GOAL
Go through the data below. Pull out every line that has the word "Jahr".

DATA RECORDS

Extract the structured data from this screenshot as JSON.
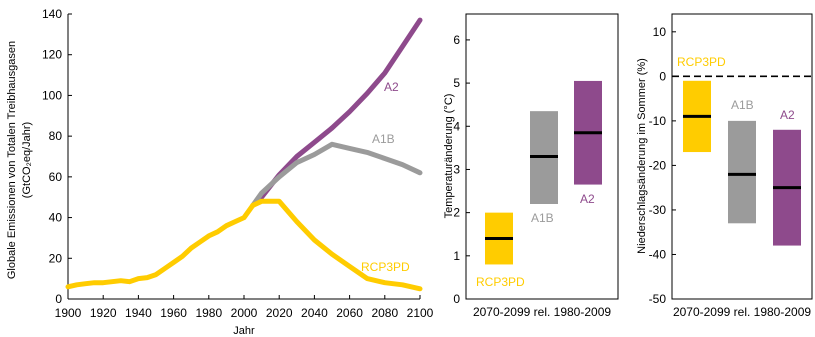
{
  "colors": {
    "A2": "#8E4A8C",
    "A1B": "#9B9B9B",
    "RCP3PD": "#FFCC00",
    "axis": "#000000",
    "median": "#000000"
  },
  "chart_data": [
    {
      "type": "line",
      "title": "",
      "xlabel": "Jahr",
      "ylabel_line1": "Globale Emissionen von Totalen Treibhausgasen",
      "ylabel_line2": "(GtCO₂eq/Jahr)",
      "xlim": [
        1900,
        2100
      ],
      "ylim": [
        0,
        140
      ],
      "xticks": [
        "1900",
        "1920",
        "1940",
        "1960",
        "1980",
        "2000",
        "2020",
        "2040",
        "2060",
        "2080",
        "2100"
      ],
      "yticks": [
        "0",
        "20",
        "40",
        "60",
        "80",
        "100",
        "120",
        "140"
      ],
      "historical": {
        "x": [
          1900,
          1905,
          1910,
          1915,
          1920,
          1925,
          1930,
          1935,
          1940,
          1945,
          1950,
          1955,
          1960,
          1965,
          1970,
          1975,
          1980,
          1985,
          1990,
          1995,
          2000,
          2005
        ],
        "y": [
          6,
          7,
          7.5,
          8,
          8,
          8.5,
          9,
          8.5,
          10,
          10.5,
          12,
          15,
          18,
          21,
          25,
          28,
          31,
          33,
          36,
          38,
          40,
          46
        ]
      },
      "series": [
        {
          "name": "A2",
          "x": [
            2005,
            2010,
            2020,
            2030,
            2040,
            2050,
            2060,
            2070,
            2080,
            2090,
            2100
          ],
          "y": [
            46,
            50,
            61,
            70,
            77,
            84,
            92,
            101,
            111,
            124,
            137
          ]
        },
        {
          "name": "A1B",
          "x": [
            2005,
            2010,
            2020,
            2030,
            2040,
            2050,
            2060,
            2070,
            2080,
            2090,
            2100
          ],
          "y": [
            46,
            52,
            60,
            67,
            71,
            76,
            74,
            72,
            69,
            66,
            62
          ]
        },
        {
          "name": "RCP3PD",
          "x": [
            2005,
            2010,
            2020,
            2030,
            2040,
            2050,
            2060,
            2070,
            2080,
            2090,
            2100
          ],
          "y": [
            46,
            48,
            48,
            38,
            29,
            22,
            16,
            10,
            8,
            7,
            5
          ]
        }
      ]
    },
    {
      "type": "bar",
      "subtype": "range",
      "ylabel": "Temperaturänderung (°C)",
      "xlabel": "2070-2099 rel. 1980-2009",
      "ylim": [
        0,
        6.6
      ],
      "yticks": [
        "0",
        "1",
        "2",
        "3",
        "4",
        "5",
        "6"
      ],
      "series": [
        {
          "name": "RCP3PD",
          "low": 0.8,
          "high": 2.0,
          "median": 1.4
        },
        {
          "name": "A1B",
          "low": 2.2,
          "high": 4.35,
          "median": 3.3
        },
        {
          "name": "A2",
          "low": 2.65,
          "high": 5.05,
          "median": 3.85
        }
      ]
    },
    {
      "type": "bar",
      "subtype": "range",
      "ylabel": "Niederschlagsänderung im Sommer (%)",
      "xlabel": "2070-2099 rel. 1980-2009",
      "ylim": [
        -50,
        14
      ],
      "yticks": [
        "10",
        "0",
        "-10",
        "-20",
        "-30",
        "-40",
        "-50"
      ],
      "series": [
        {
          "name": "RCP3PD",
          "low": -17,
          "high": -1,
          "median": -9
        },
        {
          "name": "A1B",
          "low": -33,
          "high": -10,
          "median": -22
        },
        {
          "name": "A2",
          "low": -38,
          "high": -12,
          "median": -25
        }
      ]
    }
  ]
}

==

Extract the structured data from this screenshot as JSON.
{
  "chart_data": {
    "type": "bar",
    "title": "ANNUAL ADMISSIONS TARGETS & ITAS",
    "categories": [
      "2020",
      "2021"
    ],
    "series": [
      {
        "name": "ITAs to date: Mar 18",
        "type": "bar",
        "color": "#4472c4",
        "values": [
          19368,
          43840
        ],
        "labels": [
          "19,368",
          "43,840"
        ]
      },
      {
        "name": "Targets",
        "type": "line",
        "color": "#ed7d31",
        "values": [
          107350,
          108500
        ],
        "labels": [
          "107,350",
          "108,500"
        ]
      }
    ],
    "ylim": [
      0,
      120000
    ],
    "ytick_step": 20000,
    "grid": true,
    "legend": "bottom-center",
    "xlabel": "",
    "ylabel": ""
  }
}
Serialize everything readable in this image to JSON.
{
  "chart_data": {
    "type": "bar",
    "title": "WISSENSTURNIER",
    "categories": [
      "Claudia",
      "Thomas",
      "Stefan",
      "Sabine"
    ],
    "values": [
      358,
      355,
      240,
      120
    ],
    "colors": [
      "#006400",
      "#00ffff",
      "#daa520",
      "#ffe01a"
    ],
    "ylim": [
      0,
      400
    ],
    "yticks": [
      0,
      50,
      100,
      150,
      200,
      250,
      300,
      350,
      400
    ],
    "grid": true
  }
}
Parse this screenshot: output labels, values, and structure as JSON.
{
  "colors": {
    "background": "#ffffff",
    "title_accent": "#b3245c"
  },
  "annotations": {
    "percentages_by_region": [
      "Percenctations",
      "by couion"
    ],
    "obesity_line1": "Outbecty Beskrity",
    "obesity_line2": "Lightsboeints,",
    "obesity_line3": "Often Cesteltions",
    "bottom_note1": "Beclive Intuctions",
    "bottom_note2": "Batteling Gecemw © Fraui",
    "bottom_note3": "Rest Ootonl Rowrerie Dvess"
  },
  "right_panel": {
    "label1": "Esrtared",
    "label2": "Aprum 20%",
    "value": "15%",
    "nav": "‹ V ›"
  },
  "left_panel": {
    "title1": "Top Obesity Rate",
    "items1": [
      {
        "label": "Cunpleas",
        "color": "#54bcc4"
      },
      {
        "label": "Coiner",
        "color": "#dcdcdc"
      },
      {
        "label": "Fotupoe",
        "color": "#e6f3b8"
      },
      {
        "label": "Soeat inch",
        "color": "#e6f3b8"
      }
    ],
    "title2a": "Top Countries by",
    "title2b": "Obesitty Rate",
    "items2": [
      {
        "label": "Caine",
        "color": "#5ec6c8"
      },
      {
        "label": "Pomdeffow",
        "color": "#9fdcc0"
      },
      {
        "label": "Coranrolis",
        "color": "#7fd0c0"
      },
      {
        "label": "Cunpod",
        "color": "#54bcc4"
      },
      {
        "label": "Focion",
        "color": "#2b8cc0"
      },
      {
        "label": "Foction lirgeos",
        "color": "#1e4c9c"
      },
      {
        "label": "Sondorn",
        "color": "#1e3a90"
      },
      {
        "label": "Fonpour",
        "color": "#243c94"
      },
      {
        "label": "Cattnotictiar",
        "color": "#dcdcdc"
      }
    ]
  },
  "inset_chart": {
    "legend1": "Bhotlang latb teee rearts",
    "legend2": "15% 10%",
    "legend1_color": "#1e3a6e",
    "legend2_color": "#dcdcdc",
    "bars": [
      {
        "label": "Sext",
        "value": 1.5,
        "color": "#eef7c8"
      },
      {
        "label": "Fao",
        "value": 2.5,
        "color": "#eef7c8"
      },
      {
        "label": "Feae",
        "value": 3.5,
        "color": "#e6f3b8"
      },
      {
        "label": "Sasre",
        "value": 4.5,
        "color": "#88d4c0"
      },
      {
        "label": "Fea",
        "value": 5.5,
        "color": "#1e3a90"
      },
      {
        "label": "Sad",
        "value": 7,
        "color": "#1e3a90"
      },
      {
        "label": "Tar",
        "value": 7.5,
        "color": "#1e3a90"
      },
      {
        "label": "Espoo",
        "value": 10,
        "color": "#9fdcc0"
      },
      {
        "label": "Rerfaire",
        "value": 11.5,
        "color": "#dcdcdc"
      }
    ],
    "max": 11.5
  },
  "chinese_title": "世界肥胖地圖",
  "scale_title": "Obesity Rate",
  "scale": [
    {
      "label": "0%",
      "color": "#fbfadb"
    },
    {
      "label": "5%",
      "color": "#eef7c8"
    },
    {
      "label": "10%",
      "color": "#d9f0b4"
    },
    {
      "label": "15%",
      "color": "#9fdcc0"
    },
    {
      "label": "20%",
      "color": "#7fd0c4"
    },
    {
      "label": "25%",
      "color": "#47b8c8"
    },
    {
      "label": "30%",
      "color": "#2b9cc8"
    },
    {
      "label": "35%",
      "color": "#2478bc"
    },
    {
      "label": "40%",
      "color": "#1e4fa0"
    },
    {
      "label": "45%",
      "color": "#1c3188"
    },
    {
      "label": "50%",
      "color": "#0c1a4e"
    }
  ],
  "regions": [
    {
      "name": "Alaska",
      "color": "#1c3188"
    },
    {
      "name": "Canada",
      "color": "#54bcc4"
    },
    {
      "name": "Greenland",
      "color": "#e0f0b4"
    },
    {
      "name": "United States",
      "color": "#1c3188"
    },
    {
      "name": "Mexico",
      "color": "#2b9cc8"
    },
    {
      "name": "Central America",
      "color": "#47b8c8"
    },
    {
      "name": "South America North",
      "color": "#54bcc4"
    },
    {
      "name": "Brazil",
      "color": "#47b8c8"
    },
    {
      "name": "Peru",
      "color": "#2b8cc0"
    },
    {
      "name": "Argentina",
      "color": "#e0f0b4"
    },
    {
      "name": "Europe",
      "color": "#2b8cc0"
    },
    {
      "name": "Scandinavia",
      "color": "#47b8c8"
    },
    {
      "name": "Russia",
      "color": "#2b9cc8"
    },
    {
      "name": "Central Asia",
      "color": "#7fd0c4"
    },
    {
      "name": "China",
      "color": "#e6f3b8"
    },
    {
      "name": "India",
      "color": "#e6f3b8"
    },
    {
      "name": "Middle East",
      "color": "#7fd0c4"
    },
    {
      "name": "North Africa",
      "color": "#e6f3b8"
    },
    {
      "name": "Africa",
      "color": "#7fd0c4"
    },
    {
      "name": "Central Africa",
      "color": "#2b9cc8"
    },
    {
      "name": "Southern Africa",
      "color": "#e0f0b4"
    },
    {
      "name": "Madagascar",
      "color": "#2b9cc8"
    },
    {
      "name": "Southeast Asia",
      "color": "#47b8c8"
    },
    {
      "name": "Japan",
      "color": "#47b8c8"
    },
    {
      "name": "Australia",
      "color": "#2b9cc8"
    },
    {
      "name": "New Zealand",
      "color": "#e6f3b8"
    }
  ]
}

...

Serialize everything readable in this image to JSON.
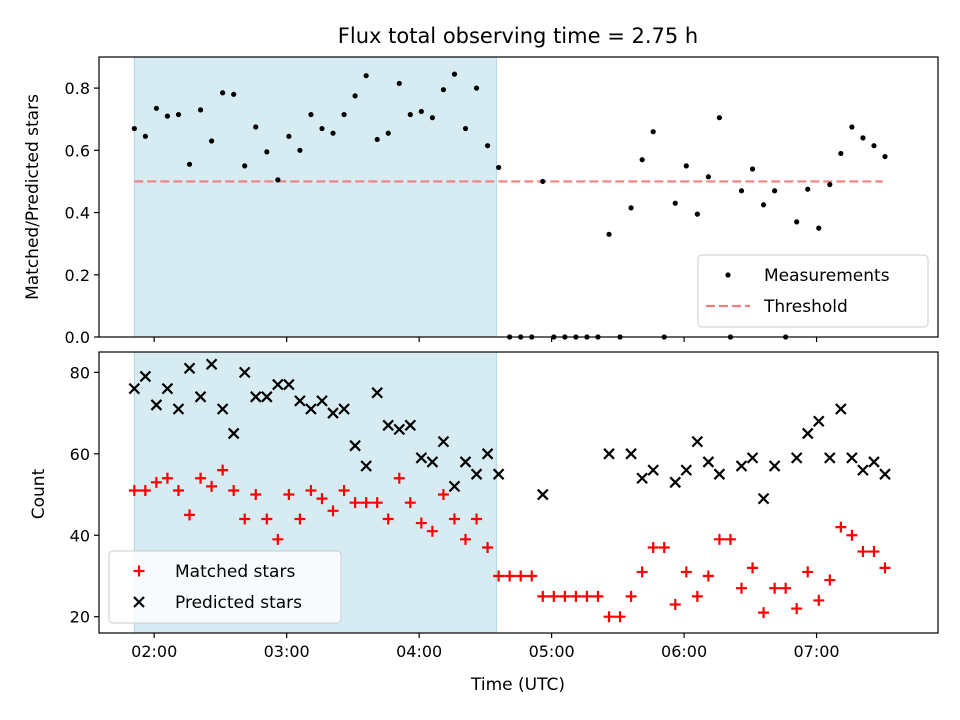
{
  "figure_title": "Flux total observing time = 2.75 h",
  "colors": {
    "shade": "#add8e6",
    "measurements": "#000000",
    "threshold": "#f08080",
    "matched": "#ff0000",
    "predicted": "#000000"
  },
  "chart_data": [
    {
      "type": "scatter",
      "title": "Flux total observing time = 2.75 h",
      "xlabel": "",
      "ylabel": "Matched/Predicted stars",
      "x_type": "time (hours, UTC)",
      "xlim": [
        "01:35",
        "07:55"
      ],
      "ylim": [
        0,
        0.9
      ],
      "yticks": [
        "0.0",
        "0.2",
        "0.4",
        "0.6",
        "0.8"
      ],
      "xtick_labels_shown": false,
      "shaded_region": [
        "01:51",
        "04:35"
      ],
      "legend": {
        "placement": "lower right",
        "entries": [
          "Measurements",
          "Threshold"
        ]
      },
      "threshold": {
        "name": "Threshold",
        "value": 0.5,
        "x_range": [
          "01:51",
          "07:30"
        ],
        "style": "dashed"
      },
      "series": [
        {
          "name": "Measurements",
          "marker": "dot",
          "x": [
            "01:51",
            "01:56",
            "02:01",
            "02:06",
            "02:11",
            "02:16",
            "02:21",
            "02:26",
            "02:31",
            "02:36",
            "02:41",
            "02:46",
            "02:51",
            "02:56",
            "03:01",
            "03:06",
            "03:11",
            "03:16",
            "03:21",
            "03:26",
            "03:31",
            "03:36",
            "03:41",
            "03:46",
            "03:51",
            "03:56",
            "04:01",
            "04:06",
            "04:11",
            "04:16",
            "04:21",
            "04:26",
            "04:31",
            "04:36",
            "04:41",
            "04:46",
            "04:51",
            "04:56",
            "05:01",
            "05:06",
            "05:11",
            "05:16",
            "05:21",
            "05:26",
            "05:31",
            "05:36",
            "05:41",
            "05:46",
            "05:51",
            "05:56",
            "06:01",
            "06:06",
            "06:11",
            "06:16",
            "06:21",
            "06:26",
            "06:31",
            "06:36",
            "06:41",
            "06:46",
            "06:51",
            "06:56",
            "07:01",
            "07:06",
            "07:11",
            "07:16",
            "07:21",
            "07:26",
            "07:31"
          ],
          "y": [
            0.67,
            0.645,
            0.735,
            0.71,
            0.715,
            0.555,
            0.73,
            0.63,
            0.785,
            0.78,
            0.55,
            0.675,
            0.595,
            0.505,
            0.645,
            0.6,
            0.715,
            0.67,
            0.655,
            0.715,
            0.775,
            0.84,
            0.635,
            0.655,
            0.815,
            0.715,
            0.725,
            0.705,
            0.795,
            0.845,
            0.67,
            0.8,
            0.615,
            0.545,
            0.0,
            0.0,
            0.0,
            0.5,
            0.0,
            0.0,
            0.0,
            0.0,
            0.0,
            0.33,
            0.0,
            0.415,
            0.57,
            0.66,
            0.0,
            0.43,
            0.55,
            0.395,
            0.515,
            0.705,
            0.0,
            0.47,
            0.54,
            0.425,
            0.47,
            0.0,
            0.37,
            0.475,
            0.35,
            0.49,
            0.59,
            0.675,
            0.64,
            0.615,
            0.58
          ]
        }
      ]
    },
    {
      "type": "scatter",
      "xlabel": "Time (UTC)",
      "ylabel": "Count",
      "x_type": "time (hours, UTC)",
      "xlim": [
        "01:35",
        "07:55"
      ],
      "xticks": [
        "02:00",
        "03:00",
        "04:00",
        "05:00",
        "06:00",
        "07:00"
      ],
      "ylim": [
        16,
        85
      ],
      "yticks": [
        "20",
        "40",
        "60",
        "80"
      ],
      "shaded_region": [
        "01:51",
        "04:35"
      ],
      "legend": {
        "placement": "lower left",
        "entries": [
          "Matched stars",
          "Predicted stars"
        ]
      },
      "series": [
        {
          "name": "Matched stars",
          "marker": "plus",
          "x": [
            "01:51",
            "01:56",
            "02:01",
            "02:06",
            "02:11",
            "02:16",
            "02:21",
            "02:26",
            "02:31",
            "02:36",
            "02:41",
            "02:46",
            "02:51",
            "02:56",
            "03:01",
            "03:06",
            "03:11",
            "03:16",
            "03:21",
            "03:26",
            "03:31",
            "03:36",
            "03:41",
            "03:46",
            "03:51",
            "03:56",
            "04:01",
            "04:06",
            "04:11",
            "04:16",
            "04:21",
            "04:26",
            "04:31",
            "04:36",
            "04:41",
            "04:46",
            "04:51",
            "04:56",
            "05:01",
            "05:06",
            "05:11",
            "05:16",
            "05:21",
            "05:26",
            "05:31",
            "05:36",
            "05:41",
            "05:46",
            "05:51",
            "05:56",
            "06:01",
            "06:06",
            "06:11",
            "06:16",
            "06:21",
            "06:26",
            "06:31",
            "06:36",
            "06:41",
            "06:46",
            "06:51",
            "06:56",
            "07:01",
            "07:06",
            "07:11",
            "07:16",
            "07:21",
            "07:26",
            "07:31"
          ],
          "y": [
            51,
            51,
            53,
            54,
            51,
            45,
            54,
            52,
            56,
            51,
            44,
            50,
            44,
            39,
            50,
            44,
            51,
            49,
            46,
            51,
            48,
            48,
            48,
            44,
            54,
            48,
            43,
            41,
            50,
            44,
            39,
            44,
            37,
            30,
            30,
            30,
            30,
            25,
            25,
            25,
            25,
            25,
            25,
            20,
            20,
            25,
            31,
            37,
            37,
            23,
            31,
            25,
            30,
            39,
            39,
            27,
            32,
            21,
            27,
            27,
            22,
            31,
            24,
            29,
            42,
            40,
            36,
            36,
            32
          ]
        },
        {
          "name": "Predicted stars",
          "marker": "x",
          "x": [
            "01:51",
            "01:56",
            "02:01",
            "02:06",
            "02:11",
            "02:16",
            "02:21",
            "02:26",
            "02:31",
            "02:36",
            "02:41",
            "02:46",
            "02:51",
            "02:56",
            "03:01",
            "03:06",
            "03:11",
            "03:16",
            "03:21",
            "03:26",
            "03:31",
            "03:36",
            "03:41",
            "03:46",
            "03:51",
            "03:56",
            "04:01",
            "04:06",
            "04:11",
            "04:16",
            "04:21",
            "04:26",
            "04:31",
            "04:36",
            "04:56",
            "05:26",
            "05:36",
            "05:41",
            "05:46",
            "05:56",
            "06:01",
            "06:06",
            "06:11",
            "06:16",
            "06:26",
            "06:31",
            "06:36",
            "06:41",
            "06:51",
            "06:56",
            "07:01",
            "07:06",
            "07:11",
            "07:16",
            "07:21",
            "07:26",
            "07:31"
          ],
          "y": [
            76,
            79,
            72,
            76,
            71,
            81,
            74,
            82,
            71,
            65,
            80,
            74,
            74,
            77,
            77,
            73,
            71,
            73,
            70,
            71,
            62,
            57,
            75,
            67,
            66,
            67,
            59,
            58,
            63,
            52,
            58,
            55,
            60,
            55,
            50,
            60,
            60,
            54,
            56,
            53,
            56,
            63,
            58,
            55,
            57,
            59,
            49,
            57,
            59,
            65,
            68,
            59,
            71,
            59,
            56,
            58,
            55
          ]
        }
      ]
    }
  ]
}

ANSWER IN FULL
      "xlabel": "Jahr",
      "ylabel_line2": "(GtCO₂eq/Jahr)",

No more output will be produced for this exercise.